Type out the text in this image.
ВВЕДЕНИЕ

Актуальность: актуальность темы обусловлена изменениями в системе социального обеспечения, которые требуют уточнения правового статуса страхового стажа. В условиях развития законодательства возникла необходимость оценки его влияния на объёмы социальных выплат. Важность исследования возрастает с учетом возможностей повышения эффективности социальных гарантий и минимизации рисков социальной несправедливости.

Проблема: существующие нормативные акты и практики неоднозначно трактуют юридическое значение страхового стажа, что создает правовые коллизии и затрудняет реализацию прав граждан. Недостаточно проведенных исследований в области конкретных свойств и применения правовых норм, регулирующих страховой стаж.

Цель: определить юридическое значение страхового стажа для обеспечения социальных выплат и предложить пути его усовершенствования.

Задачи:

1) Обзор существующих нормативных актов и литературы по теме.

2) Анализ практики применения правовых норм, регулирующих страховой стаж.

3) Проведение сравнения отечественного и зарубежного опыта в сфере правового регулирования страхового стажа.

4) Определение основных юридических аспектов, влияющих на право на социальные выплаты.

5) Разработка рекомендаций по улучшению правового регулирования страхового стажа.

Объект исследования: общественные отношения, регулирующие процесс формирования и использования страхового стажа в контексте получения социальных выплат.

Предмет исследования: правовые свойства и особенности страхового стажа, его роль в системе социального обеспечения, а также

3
══════════════════════════════
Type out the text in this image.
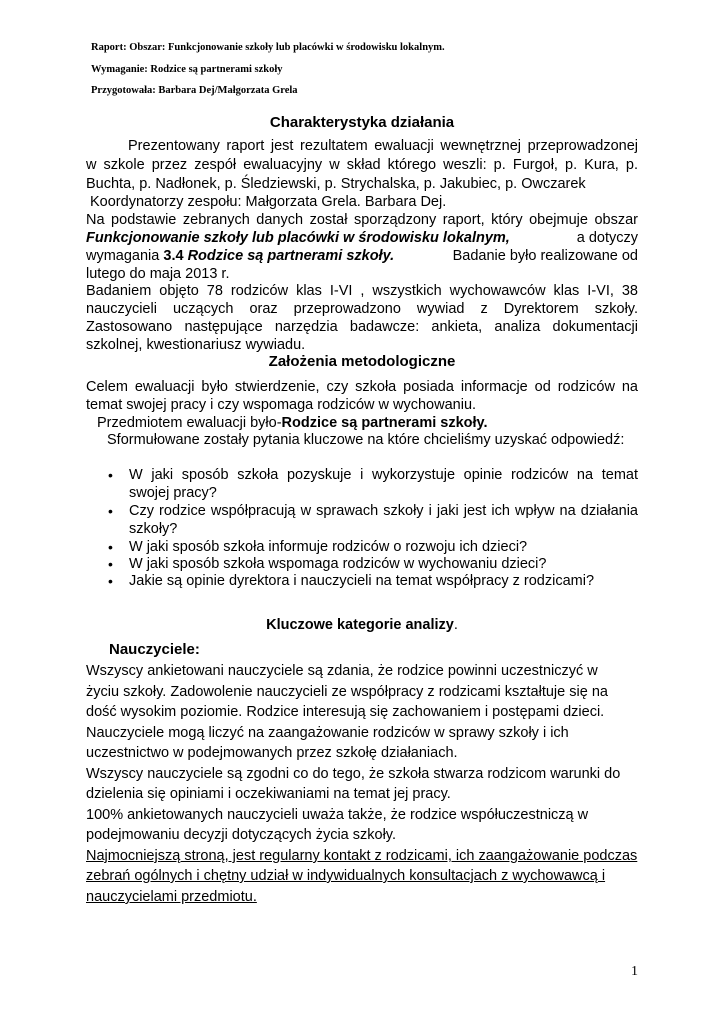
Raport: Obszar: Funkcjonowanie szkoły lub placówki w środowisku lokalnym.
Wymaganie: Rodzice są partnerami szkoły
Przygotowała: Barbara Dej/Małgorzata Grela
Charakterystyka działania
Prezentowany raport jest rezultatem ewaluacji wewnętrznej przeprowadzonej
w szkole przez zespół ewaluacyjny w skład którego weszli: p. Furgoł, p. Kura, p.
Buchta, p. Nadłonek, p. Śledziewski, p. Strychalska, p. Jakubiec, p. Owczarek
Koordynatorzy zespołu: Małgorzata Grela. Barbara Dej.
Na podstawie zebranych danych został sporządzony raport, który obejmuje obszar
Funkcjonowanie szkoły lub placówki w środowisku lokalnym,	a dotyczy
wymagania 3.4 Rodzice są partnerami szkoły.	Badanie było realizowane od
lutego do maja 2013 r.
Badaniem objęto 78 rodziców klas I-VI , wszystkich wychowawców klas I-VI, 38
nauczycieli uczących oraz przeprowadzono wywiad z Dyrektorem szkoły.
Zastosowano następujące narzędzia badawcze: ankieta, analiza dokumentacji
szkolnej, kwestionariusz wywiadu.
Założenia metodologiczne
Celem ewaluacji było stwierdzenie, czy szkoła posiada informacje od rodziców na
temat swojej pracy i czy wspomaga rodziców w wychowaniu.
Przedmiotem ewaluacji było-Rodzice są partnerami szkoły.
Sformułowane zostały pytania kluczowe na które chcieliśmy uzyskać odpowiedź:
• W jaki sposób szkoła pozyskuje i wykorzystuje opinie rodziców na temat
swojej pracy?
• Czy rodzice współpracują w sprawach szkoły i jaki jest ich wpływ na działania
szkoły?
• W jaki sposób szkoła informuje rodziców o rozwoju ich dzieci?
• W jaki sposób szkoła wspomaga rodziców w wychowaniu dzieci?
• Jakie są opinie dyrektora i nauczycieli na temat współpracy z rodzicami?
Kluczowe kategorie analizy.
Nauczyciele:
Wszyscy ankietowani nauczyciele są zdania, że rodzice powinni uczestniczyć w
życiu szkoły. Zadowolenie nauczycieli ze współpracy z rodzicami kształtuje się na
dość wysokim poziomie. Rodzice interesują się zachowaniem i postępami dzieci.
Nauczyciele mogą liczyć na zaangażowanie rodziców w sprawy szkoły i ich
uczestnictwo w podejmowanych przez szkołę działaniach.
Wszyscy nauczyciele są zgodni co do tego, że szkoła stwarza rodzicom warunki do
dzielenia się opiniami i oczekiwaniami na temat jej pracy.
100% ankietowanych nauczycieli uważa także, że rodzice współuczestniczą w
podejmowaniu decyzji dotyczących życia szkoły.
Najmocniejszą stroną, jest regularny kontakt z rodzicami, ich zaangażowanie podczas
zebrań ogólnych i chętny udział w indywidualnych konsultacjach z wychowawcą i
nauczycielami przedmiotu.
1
══════════════════════════════
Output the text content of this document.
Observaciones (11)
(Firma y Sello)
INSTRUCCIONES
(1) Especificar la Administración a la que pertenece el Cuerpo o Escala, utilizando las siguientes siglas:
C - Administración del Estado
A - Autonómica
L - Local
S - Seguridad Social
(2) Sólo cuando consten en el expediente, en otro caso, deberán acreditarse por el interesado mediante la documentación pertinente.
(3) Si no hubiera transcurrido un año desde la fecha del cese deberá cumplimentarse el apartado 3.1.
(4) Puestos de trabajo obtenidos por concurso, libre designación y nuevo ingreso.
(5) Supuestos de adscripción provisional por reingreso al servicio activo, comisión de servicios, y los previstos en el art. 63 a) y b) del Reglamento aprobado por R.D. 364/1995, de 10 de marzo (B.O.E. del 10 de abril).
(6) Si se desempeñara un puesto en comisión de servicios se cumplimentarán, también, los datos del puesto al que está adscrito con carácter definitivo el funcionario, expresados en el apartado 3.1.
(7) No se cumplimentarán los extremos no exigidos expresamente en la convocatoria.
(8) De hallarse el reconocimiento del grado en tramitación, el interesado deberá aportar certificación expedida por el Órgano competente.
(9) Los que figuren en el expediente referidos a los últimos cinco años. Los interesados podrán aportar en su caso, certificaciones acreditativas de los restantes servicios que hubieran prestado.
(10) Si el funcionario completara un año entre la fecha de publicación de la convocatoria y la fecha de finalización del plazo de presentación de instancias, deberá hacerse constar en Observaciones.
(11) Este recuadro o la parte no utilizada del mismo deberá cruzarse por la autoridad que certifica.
══════════════════════════════
WHAT IS EXPECTED ▸
Locate all lines in the listing above with the word "Observaciones" and copy them.

PROBLEM SOLUTION ▸
Observaciones (11)
(10) Si el funcionario completara un año entre la fecha de publicación de la convocatoria y la fecha de finalización del plazo de presentación de instancias, deberá hacerse constar en Observaciones.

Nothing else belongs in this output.